▸ GIVEN EXERCISE:
Search the records for "Osservatorio". Copy every line where it appears.

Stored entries
◇ ◇ ◇

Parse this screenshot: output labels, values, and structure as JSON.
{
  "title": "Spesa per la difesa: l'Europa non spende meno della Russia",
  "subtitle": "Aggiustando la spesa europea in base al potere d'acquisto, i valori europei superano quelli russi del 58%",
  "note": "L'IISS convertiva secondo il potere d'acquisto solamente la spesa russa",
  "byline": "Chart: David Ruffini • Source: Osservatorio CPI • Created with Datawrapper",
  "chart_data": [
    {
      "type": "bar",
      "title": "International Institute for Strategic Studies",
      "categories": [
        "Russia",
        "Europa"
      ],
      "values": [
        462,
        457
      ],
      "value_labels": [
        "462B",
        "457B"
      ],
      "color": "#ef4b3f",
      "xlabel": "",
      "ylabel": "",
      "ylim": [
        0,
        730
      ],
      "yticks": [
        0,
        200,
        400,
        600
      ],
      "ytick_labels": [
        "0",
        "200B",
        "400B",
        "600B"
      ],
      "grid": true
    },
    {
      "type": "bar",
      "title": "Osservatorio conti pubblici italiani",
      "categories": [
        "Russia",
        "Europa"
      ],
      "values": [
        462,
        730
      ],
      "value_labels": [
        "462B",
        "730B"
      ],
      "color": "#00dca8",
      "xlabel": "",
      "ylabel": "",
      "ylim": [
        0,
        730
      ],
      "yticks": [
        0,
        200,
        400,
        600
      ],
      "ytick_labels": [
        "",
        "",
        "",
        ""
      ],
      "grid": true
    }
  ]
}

◇ ◇ ◇

▸ EXPECTED ANSWER:
  "byline": "Chart: David Ruffini • Source: Osservatorio CPI • Created with Datawrapper",
      "title": "Osservatorio conti pubblici italiani",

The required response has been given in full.